Data records
══════════════════════════════

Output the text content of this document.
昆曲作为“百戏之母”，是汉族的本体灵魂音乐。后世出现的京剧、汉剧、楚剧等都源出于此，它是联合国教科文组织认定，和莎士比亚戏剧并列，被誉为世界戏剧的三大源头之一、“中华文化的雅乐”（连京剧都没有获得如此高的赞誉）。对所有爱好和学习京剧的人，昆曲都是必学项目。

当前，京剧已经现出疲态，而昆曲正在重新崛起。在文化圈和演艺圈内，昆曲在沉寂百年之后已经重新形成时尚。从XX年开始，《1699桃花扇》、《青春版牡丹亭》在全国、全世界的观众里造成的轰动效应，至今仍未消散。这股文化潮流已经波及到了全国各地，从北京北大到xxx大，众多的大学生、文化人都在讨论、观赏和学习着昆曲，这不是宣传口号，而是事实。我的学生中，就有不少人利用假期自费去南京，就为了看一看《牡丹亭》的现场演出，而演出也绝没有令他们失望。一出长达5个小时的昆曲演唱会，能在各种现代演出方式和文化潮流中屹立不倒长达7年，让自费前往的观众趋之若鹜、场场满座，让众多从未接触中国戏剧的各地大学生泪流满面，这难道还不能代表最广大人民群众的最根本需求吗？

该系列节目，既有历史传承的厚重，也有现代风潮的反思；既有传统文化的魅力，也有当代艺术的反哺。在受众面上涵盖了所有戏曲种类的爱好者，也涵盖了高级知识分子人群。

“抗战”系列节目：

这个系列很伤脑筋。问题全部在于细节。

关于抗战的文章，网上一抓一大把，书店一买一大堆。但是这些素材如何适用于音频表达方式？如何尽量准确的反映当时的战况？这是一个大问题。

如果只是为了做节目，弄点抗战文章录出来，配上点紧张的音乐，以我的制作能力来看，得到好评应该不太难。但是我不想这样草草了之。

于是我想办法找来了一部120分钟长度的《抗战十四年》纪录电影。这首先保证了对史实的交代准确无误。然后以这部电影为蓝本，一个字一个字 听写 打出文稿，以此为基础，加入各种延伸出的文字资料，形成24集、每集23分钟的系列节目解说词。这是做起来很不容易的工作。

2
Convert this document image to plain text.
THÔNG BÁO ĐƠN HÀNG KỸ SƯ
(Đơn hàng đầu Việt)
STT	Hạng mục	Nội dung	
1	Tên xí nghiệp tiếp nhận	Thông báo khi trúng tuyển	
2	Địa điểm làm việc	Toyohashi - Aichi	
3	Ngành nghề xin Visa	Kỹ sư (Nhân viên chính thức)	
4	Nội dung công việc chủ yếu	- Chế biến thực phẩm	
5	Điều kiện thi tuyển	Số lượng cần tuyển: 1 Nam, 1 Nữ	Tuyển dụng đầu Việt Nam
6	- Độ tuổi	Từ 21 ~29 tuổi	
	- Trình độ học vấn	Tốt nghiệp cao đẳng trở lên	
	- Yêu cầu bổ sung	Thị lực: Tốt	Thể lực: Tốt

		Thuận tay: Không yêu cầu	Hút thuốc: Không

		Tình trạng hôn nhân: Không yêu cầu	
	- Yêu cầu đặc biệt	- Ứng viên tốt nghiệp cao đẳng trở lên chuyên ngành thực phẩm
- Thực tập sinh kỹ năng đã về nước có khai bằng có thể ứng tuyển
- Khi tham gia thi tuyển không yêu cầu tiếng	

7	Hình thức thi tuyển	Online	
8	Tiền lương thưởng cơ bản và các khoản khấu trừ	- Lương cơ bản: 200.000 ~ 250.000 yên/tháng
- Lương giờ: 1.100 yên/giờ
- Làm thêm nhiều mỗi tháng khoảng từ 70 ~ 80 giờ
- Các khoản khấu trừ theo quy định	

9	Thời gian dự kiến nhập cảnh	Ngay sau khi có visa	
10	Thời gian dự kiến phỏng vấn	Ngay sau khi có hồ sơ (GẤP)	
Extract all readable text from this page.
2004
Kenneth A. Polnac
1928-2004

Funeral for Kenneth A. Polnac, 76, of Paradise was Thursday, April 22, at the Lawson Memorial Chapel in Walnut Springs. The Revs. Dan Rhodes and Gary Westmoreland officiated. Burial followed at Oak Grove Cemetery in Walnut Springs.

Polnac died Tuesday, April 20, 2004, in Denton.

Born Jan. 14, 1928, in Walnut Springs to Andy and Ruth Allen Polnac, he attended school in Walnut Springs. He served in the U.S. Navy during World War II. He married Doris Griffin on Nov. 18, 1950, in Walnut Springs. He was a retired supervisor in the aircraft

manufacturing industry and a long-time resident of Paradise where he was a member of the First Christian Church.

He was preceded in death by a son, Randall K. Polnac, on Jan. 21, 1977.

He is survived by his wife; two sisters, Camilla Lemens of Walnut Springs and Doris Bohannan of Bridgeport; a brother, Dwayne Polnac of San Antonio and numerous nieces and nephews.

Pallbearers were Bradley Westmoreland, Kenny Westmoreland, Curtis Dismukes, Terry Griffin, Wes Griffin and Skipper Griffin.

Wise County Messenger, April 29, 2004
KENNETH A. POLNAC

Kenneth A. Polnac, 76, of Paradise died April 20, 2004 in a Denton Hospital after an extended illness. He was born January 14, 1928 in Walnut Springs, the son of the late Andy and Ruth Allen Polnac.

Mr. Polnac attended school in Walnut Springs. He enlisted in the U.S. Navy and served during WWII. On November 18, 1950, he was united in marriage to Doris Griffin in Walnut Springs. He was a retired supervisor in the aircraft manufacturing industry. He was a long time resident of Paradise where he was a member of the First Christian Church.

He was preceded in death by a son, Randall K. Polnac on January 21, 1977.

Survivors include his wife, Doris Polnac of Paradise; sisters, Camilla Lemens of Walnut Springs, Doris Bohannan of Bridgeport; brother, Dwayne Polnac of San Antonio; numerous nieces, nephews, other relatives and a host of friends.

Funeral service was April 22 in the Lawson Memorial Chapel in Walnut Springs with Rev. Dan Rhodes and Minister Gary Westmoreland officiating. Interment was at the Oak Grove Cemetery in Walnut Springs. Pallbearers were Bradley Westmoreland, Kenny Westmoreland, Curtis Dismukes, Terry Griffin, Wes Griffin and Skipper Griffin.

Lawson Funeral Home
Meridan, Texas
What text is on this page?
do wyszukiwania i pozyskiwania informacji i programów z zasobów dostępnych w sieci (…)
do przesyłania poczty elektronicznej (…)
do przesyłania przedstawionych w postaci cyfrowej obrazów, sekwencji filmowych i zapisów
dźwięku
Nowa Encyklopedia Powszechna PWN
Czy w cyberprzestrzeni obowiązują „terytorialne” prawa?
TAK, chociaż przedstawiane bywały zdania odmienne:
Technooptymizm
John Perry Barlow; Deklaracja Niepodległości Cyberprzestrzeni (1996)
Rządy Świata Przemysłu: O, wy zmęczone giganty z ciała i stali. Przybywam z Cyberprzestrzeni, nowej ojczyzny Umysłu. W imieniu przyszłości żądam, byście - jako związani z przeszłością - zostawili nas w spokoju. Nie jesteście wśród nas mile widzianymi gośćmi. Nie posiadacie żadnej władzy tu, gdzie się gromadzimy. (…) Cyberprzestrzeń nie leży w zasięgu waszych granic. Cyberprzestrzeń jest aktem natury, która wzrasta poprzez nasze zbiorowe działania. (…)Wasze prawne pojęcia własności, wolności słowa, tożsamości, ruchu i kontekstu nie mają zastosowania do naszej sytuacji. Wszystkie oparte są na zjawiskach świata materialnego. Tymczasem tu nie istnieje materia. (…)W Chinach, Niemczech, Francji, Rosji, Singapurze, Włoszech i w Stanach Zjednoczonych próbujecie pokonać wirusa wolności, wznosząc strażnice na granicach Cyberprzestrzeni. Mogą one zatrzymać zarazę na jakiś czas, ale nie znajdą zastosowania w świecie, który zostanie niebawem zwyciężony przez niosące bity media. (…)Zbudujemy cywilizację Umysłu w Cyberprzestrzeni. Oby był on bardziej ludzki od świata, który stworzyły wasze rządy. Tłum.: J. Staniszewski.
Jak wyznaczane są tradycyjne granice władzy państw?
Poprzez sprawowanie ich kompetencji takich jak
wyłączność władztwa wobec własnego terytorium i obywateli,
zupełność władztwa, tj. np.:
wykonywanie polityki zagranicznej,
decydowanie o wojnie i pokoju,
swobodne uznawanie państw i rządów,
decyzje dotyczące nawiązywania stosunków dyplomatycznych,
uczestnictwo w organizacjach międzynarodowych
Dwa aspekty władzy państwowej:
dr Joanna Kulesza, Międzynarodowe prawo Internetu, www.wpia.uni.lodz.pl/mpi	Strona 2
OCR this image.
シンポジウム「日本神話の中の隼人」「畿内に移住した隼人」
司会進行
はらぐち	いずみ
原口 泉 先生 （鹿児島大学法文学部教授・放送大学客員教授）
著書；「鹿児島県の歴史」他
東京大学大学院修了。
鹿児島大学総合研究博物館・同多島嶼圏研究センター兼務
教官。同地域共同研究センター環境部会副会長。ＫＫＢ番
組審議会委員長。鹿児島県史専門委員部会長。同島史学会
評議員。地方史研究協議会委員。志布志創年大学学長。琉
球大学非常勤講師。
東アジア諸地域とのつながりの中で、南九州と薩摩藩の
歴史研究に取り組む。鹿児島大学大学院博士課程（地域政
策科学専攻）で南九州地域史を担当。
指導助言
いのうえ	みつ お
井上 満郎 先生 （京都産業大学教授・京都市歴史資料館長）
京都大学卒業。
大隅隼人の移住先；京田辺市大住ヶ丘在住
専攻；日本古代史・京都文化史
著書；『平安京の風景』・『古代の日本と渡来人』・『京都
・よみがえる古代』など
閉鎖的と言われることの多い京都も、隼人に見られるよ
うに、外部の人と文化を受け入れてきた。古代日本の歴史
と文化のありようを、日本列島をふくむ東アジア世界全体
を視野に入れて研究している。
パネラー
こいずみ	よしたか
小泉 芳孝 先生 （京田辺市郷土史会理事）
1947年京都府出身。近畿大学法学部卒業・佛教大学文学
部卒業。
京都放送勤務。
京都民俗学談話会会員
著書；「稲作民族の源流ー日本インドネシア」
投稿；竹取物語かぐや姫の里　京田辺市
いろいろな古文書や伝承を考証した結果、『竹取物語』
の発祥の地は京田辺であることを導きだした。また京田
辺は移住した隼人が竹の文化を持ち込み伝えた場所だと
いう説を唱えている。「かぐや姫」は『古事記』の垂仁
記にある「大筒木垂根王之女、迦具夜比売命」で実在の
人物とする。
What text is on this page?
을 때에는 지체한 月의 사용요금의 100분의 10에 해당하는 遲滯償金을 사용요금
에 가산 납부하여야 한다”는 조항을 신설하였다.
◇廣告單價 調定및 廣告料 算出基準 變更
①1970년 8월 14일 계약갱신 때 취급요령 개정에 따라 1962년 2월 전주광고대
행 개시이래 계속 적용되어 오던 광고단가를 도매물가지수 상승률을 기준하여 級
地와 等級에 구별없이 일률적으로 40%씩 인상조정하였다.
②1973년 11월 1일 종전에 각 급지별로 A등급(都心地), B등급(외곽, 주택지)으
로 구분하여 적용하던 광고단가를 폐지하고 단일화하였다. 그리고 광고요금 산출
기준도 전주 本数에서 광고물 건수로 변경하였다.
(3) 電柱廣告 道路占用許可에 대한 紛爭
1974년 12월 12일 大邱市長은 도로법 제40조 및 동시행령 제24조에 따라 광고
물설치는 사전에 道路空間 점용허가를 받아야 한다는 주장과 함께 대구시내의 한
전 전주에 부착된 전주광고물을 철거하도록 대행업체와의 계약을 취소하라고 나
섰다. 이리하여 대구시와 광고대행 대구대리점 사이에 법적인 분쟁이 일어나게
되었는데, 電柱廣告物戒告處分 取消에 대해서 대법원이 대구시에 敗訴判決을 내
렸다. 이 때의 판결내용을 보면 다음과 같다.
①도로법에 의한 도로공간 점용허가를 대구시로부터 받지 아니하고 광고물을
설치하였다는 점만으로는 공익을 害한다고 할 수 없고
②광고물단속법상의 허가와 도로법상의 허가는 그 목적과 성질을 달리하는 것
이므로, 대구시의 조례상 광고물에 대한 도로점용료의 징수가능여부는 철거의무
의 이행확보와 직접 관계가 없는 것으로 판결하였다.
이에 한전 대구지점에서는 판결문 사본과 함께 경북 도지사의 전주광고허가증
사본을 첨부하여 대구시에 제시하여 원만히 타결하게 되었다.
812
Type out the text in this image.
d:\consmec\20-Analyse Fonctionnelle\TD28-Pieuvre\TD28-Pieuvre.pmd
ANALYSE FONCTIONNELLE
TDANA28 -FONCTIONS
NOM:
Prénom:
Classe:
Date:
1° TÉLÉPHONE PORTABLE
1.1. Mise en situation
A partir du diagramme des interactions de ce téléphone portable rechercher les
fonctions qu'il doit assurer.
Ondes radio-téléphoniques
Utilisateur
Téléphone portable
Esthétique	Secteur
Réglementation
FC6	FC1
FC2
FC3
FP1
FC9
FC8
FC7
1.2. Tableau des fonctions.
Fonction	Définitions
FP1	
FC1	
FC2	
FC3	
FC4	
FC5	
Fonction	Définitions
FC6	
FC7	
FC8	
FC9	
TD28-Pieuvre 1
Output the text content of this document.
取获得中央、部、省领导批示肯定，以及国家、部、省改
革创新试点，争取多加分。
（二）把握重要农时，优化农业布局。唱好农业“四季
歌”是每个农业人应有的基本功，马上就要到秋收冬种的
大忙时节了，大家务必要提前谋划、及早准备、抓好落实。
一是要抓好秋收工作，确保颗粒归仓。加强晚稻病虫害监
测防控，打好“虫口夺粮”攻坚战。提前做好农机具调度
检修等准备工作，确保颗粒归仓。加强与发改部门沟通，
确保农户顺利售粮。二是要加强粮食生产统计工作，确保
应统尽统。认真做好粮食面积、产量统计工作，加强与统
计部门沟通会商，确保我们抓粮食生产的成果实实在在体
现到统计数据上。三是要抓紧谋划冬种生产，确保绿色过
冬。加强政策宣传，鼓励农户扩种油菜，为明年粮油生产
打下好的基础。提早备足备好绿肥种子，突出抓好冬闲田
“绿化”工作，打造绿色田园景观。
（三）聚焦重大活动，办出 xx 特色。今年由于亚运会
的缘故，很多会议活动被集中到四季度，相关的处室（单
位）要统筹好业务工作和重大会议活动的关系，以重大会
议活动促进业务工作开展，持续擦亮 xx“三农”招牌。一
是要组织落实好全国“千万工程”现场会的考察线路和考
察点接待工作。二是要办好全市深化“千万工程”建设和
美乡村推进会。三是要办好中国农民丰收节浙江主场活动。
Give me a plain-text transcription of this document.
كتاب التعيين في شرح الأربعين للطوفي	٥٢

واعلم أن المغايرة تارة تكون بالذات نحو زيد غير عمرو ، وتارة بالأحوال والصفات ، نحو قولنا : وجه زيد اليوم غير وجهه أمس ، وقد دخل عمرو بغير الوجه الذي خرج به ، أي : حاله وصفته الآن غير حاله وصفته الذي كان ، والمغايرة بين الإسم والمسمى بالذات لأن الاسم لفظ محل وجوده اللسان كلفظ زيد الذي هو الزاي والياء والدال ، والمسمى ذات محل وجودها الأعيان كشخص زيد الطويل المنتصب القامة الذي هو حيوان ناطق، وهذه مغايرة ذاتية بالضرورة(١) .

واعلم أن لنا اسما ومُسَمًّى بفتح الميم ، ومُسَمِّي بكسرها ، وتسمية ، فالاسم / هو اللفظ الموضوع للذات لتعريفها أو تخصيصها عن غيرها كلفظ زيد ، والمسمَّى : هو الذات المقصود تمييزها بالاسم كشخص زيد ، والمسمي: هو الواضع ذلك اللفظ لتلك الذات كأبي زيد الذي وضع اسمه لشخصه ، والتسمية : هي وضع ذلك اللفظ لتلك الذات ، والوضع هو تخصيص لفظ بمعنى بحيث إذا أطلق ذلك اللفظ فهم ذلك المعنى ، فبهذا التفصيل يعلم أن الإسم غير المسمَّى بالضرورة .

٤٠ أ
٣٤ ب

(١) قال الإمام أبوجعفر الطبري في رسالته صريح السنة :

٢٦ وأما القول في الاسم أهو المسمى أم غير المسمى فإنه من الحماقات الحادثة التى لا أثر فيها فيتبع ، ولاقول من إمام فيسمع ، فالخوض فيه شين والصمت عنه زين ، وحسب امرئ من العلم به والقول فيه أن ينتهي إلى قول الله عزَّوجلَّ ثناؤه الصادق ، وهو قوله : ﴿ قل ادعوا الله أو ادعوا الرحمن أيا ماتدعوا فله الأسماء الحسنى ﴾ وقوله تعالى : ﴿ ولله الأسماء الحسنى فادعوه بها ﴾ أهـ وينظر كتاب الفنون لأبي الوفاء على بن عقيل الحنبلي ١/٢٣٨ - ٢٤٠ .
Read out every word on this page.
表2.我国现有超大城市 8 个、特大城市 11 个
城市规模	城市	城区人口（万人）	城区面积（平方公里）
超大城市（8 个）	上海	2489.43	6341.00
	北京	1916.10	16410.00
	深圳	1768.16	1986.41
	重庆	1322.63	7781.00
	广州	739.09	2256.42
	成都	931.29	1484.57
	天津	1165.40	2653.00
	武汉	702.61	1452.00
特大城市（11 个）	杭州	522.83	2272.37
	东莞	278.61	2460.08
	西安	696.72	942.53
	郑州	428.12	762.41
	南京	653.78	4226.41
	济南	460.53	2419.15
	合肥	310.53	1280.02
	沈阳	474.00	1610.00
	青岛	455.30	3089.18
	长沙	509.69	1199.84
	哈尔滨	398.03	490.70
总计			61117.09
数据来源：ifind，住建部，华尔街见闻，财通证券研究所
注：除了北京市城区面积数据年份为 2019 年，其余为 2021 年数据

══════════════════════════════

▸ **Problem details**: Retype, exactly and only, the lines running from the one with "Give me a plain-text" through the final line of the listing above.

▸ **Written response**:
Give me a plain-text transcription of this document.
كتاب التعيين في شرح الأربعين للطوفي	٥٢

واعلم أن المغايرة تارة تكون بالذات نحو زيد غير عمرو ، وتارة بالأحوال والصفات ، نحو قولنا : وجه زيد اليوم غير وجهه أمس ، وقد دخل عمرو بغير الوجه الذي خرج به ، أي : حاله وصفته الآن غير حاله وصفته الذي كان ، والمغايرة بين الإسم والمسمى بالذات لأن الاسم لفظ محل وجوده اللسان كلفظ زيد الذي هو الزاي والياء والدال ، والمسمى ذات محل وجودها الأعيان كشخص زيد الطويل المنتصب القامة الذي هو حيوان ناطق، وهذه مغايرة ذاتية بالضرورة(١) .

واعلم أن لنا اسما ومُسَمًّى بفتح الميم ، ومُسَمِّي بكسرها ، وتسمية ، فالاسم / هو اللفظ الموضوع للذات لتعريفها أو تخصيصها عن غيرها كلفظ زيد ، والمسمَّى : هو الذات المقصود تمييزها بالاسم كشخص زيد ، والمسمي: هو الواضع ذلك اللفظ لتلك الذات كأبي زيد الذي وضع اسمه لشخصه ، والتسمية : هي وضع ذلك اللفظ لتلك الذات ، والوضع هو تخصيص لفظ بمعنى بحيث إذا أطلق ذلك اللفظ فهم ذلك المعنى ، فبهذا التفصيل يعلم أن الإسم غير المسمَّى بالضرورة .

٤٠ أ
٣٤ ب

(١) قال الإمام أبوجعفر الطبري في رسالته صريح السنة :

٢٦ وأما القول في الاسم أهو المسمى أم غير المسمى فإنه من الحماقات الحادثة التى لا أثر فيها فيتبع ، ولاقول من إمام فيسمع ، فالخوض فيه شين والصمت عنه زين ، وحسب امرئ من العلم به والقول فيه أن ينتهي إلى قول الله عزَّوجلَّ ثناؤه الصادق ، وهو قوله : ﴿ قل ادعوا الله أو ادعوا الرحمن أيا ماتدعوا فله الأسماء الحسنى ﴾ وقوله تعالى : ﴿ ولله الأسماء الحسنى فادعوه بها ﴾ أهـ وينظر كتاب الفنون لأبي الوفاء على بن عقيل الحنبلي ١/٢٣٨ - ٢٤٠ .
Read out every word on this page.
表2.我国现有超大城市 8 个、特大城市 11 个
城市规模	城市	城区人口（万人）	城区面积（平方公里）
超大城市（8 个）	上海	2489.43	6341.00
	北京	1916.10	16410.00
	深圳	1768.16	1986.41
	重庆	1322.63	7781.00
	广州	739.09	2256.42
	成都	931.29	1484.57
	天津	1165.40	2653.00
	武汉	702.61	1452.00
特大城市（11 个）	杭州	522.83	2272.37
	东莞	278.61	2460.08
	西安	696.72	942.53
	郑州	428.12	762.41
	南京	653.78	4226.41
	济南	460.53	2419.15
	合肥	310.53	1280.02
	沈阳	474.00	1610.00
	青岛	455.30	3089.18
	长沙	509.69	1199.84
	哈尔滨	398.03	490.70
总计			61117.09
数据来源：ifind，住建部，华尔街见闻，财通证券研究所
注：除了北京市城区面积数据年份为 2019 年，其余为 2021 年数据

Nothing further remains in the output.